Dataset rows about figures:
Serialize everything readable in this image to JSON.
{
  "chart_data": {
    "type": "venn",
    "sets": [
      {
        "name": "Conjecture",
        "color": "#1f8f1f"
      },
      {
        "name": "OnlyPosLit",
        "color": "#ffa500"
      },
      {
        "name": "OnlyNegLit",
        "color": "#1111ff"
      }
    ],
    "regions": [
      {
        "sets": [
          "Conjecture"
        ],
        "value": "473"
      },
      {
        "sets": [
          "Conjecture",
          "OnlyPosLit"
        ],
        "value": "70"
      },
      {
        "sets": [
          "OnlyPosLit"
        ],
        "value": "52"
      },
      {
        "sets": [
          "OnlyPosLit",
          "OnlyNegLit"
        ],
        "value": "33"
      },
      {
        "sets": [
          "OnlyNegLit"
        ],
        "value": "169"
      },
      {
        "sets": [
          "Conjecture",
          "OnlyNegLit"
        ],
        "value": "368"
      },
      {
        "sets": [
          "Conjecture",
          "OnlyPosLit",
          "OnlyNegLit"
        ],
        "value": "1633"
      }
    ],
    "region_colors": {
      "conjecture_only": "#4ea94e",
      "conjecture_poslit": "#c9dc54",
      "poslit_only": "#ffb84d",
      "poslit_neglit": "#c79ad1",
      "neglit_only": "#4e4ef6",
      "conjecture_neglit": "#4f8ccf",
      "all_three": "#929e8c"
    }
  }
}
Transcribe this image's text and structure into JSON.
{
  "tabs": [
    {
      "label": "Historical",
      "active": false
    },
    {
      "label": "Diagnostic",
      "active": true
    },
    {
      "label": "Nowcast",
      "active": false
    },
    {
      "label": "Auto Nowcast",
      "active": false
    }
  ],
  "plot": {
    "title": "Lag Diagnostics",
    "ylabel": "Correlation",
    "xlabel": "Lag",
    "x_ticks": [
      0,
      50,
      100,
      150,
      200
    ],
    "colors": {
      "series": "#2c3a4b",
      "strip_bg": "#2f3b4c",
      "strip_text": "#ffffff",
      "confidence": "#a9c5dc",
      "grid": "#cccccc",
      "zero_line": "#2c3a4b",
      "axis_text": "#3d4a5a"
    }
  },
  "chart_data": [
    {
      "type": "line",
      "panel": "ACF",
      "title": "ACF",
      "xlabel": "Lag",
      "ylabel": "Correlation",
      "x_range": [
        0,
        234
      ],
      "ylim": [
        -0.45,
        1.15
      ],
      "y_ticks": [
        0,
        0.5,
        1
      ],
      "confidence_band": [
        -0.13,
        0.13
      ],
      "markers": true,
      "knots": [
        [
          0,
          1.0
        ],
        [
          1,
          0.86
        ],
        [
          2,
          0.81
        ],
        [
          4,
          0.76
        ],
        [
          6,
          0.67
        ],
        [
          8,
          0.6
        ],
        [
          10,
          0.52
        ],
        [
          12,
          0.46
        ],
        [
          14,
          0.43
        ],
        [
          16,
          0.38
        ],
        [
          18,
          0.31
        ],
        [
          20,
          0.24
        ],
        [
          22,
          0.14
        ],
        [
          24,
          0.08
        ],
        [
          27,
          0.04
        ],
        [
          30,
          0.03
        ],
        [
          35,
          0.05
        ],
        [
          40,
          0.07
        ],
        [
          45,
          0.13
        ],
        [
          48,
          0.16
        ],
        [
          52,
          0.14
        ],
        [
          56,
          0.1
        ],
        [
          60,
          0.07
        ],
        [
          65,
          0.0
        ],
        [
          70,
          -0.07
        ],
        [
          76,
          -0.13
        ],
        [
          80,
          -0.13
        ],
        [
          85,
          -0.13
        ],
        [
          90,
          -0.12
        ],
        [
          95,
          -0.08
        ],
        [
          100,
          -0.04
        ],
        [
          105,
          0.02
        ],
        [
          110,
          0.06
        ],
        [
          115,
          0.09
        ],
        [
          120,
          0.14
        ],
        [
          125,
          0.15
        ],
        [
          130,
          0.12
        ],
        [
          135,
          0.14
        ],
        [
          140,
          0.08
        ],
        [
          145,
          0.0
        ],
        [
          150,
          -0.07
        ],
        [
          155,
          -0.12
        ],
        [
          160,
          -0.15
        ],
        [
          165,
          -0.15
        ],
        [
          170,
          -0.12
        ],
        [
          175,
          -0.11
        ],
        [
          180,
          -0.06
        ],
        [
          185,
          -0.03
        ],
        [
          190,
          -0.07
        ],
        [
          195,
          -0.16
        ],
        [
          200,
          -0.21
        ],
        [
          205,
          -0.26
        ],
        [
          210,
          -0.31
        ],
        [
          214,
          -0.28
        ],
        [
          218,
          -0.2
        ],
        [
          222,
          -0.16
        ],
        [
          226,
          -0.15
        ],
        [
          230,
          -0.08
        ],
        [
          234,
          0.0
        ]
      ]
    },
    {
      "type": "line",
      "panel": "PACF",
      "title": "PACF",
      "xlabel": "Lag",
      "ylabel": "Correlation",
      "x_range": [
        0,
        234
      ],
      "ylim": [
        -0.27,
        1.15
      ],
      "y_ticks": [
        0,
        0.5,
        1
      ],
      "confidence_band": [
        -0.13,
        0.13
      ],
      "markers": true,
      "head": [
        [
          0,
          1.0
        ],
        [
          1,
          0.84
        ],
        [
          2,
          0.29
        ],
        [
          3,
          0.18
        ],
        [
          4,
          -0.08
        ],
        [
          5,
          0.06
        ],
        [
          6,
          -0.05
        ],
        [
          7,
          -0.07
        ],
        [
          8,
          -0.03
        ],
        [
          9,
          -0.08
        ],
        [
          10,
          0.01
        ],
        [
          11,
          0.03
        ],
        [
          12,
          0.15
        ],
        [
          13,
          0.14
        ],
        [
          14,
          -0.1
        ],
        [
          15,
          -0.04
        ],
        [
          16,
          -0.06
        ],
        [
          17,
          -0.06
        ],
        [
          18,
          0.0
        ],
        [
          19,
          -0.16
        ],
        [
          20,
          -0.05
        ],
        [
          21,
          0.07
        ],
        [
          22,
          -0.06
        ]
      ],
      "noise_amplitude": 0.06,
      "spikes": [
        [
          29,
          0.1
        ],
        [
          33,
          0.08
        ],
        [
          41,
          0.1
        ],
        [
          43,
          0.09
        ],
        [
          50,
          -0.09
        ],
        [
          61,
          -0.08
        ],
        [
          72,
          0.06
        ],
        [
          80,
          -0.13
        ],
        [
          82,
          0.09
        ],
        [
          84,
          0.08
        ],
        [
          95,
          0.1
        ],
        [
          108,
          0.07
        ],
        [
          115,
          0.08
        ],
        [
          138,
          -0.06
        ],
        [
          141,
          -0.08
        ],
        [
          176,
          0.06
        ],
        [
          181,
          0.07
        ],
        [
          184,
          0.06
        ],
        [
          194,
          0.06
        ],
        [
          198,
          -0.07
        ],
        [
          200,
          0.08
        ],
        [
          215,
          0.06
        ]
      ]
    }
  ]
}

...

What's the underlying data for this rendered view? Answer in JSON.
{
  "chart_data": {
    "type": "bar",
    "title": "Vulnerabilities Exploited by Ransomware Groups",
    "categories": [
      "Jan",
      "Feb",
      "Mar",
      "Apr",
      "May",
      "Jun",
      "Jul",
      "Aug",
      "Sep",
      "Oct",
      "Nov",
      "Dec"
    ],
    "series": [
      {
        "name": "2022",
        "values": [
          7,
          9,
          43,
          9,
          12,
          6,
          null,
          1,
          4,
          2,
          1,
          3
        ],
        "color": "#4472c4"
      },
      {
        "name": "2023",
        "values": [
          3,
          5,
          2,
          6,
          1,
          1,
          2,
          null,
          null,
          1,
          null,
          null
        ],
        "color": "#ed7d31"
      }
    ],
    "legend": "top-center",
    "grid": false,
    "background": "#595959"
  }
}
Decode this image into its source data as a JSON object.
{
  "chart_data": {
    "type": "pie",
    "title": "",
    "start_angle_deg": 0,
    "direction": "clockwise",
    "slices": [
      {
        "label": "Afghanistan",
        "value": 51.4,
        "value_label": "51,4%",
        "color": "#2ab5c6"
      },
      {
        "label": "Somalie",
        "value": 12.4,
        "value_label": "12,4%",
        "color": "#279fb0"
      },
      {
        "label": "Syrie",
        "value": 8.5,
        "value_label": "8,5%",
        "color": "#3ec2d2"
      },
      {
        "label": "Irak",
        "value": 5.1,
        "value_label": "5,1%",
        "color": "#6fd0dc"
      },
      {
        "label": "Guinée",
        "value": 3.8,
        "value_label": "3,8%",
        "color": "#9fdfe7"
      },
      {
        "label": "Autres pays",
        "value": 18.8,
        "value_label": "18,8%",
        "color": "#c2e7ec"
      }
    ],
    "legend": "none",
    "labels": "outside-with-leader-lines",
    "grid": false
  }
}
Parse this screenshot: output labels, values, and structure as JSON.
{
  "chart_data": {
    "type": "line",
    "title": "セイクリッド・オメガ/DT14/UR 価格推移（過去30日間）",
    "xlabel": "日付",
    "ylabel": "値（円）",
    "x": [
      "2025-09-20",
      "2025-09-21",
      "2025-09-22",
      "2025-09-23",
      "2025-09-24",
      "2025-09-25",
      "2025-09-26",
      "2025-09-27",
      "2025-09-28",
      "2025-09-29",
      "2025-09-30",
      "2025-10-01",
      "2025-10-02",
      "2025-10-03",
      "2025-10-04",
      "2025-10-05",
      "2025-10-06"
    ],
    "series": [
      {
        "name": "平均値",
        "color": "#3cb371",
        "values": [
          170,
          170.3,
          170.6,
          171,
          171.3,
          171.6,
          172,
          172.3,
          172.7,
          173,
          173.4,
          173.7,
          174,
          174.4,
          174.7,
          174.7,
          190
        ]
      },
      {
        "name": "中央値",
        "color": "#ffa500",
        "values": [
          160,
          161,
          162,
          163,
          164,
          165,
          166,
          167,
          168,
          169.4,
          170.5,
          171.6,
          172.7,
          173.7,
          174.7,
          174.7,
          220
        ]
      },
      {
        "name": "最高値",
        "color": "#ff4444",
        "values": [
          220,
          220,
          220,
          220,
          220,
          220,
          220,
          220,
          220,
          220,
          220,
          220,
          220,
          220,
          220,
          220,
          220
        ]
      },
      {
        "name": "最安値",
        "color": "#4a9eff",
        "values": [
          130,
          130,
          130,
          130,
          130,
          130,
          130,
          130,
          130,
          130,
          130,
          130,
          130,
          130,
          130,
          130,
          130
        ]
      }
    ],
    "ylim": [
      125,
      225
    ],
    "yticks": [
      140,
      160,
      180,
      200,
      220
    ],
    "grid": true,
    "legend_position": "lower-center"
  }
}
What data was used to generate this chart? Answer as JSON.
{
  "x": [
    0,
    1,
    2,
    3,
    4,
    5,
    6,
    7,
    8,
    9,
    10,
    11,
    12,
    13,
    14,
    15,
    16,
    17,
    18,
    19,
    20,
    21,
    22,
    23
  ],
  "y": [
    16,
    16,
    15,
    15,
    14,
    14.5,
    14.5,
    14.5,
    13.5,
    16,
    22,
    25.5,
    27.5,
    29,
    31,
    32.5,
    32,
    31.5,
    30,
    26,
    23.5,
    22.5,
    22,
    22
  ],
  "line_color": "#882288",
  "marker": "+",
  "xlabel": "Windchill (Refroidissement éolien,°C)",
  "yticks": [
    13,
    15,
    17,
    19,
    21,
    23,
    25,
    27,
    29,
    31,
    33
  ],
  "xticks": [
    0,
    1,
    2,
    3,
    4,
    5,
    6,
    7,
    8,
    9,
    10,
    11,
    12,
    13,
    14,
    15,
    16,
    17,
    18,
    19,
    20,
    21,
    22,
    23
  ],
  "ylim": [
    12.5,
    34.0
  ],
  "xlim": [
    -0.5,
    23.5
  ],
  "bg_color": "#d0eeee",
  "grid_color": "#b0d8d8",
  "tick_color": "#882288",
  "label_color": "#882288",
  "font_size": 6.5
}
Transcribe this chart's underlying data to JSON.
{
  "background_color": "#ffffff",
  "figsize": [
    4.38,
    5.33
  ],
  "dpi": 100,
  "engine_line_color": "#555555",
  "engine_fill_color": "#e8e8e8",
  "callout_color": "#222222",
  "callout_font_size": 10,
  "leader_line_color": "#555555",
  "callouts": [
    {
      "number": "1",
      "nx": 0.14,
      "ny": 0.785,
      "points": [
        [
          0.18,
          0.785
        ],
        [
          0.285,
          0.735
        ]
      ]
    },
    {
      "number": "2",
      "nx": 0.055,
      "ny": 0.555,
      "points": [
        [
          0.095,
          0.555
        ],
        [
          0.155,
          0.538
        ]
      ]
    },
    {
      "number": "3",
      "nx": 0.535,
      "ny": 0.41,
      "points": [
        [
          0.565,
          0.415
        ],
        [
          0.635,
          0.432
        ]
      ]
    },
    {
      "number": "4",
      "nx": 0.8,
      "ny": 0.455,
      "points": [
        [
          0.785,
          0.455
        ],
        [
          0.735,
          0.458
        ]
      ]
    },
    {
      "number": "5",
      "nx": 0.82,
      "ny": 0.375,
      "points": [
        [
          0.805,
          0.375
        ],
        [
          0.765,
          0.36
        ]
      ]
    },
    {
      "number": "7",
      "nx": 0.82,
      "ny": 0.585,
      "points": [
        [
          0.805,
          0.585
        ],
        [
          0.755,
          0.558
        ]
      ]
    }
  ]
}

PROBLEM DETAILS:
Filter lines by "number" and return each hit.

SOLUTION TO THIS PROBLEM:
      "number": "1",
      "number": "2",
      "number": "3",
      "number": "4",
      "number": "5",
      "number": "7",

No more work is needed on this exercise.